Extracted records:

╭──

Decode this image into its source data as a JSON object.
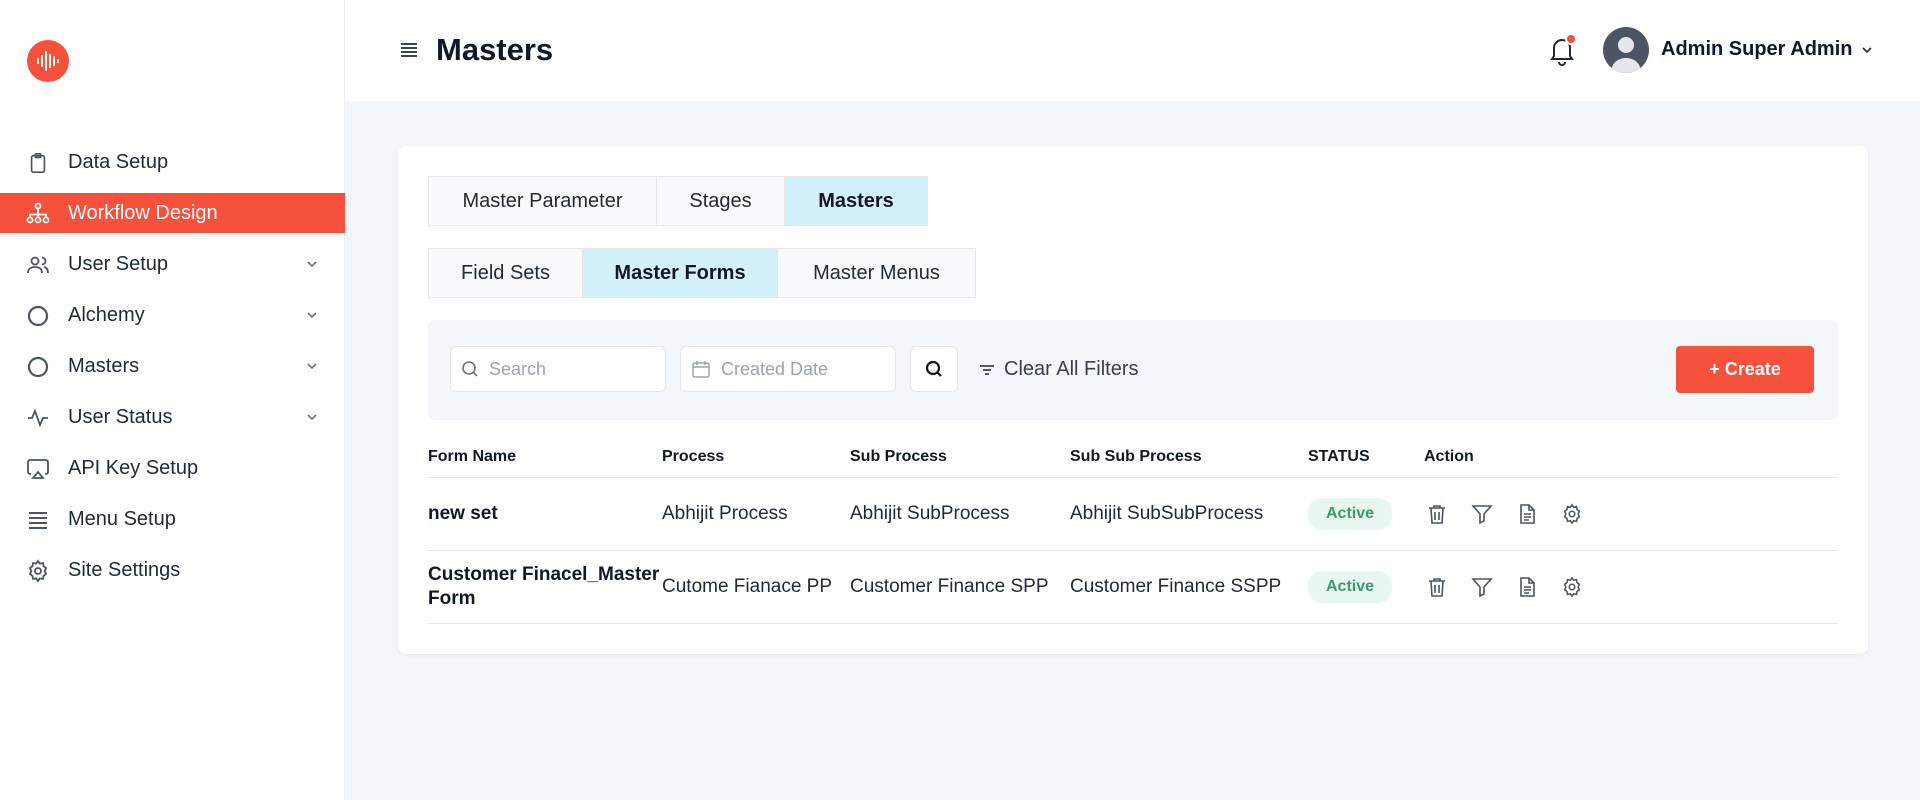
{
  "app": {
    "brand_color": "#f5513d",
    "logo_icon": "audio-wave-icon"
  },
  "sidebar": {
    "items": [
      {
        "label": "Data Setup",
        "icon": "clipboard-icon",
        "has_submenu": false,
        "active": false
      },
      {
        "label": "Workflow Design",
        "icon": "hierarchy-icon",
        "has_submenu": false,
        "active": true
      },
      {
        "label": "User Setup",
        "icon": "users-icon",
        "has_submenu": true,
        "active": false
      },
      {
        "label": "Alchemy",
        "icon": "circle-icon",
        "has_submenu": true,
        "active": false
      },
      {
        "label": "Masters",
        "icon": "circle-icon",
        "has_submenu": true,
        "active": false
      },
      {
        "label": "User Status",
        "icon": "activity-icon",
        "has_submenu": true,
        "active": false
      },
      {
        "label": "API Key Setup",
        "icon": "airplay-icon",
        "has_submenu": false,
        "active": false
      },
      {
        "label": "Menu Setup",
        "icon": "list-icon",
        "has_submenu": false,
        "active": false
      },
      {
        "label": "Site Settings",
        "icon": "gear-icon",
        "has_submenu": false,
        "active": false
      }
    ]
  },
  "header": {
    "title": "Masters",
    "user_name": "Admin Super Admin",
    "has_notification": true
  },
  "tabs_top": [
    {
      "label": "Master Parameter",
      "selected": false
    },
    {
      "label": "Stages",
      "selected": false
    },
    {
      "label": "Masters",
      "selected": true
    }
  ],
  "tabs_sub": [
    {
      "label": "Field Sets",
      "selected": false
    },
    {
      "label": "Master Forms",
      "selected": true
    },
    {
      "label": "Master Menus",
      "selected": false
    }
  ],
  "filters": {
    "search_placeholder": "Search",
    "date_placeholder": "Created Date",
    "clear_label": "Clear All Filters",
    "create_label": "+ Create"
  },
  "table": {
    "columns": [
      "Form Name",
      "Process",
      "Sub Process",
      "Sub Sub Process",
      "STATUS",
      "Action"
    ],
    "rows": [
      {
        "form_name": "new set",
        "process": "Abhijit Process",
        "sub_process": "Abhijit SubProcess",
        "sub_sub_process": "Abhijit SubSubProcess",
        "status": "Active"
      },
      {
        "form_name": "Customer Finacel_Master Form",
        "process": "Cutome Fianace PP",
        "sub_process": "Customer Finance SPP",
        "sub_sub_process": "Customer Finance SSPP",
        "status": "Active"
      }
    ],
    "row_actions": [
      "trash-icon",
      "filter-icon",
      "document-icon",
      "gear-icon"
    ]
  }
}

╰──

◆ **Written problem**
Each line of the data is to be duplicated exactly; pictures stay out of the copy.

◆ **Correct response**
Decode this image into its source data as a JSON object.
{
  "app": {
    "brand_color": "#f5513d",
    "logo_icon": "audio-wave-icon"
  },
  "sidebar": {
    "items": [
      {
        "label": "Data Setup",
        "icon": "clipboard-icon",
        "has_submenu": false,
        "active": false
      },
      {
        "label": "Workflow Design",
        "icon": "hierarchy-icon",
        "has_submenu": false,
        "active": true
      },
      {
        "label": "User Setup",
        "icon": "users-icon",
        "has_submenu": true,
        "active": false
      },
      {
        "label": "Alchemy",
        "icon": "circle-icon",
        "has_submenu": true,
        "active": false
      },
      {
        "label": "Masters",
        "icon": "circle-icon",
        "has_submenu": true,
        "active": false
      },
      {
        "label": "User Status",
        "icon": "activity-icon",
        "has_submenu": true,
        "active": false
      },
      {
        "label": "API Key Setup",
        "icon": "airplay-icon",
        "has_submenu": false,
        "active": false
      },
      {
        "label": "Menu Setup",
        "icon": "list-icon",
        "has_submenu": false,
        "active": false
      },
      {
        "label": "Site Settings",
        "icon": "gear-icon",
        "has_submenu": false,
        "active": false
      }
    ]
  },
  "header": {
    "title": "Masters",
    "user_name": "Admin Super Admin",
    "has_notification": true
  },
  "tabs_top": [
    {
      "label": "Master Parameter",
      "selected": false
    },
    {
      "label": "Stages",
      "selected": false
    },
    {
      "label": "Masters",
      "selected": true
    }
  ],
  "tabs_sub": [
    {
      "label": "Field Sets",
      "selected": false
    },
    {
      "label": "Master Forms",
      "selected": true
    },
    {
      "label": "Master Menus",
      "selected": false
    }
  ],
  "filters": {
    "search_placeholder": "Search",
    "date_placeholder": "Created Date",
    "clear_label": "Clear All Filters",
    "create_label": "+ Create"
  },
  "table": {
    "columns": [
      "Form Name",
      "Process",
      "Sub Process",
      "Sub Sub Process",
      "STATUS",
      "Action"
    ],
    "rows": [
      {
        "form_name": "new set",
        "process": "Abhijit Process",
        "sub_process": "Abhijit SubProcess",
        "sub_sub_process": "Abhijit SubSubProcess",
        "status": "Active"
      },
      {
        "form_name": "Customer Finacel_Master Form",
        "process": "Cutome Fianace PP",
        "sub_process": "Customer Finance SPP",
        "sub_sub_process": "Customer Finance SSPP",
        "status": "Active"
      }
    ],
    "row_actions": [
      "trash-icon",
      "filter-icon",
      "document-icon",
      "gear-icon"
    ]
  }
}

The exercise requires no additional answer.